## Do this
Reply with one number: the count of lines in the data that hold the string "stipulation".

-------- Data supplied --------

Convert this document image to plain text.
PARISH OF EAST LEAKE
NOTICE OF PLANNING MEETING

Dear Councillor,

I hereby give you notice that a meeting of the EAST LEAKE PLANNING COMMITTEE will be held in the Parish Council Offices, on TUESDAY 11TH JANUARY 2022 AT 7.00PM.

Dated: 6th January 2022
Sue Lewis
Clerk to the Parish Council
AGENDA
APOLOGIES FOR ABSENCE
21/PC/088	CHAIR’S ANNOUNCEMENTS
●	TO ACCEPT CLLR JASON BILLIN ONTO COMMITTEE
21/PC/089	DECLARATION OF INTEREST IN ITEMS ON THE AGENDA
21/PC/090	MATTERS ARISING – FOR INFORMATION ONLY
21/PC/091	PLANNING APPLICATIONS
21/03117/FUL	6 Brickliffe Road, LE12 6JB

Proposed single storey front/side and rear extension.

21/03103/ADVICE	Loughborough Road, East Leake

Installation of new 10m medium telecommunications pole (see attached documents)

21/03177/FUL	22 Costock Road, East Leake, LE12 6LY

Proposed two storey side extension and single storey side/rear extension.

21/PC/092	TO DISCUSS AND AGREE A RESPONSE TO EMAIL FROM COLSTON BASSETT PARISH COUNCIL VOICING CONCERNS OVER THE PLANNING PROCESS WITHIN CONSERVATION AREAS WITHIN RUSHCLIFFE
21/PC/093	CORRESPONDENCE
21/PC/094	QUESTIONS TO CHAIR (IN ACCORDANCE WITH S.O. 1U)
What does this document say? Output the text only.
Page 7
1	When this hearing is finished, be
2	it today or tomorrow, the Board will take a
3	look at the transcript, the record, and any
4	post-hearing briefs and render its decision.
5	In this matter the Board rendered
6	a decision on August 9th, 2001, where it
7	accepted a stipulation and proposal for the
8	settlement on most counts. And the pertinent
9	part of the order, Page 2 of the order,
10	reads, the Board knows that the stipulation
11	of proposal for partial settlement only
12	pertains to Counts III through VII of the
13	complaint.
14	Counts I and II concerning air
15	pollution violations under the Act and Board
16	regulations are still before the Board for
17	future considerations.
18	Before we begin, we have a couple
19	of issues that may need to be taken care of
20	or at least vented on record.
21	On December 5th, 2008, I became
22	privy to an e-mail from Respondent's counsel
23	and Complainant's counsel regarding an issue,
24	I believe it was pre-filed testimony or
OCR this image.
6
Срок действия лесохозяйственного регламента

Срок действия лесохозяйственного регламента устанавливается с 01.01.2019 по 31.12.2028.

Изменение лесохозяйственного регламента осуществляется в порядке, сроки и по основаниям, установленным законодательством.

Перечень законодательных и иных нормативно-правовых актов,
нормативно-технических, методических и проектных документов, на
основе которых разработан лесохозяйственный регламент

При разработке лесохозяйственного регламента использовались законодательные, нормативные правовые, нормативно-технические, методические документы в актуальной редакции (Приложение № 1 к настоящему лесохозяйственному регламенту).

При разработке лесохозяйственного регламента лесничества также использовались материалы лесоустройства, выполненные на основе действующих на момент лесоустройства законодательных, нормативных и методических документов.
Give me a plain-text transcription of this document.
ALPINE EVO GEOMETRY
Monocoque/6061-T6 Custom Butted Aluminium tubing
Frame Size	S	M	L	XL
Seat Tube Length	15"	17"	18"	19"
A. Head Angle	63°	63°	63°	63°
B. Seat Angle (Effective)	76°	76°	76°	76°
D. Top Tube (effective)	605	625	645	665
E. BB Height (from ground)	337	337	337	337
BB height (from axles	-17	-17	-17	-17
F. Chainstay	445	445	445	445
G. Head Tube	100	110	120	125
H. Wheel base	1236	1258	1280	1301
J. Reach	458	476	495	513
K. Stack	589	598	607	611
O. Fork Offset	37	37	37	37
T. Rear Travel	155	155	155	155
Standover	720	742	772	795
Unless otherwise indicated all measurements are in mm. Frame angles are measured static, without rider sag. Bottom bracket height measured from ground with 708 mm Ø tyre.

--------

## Result of this task
2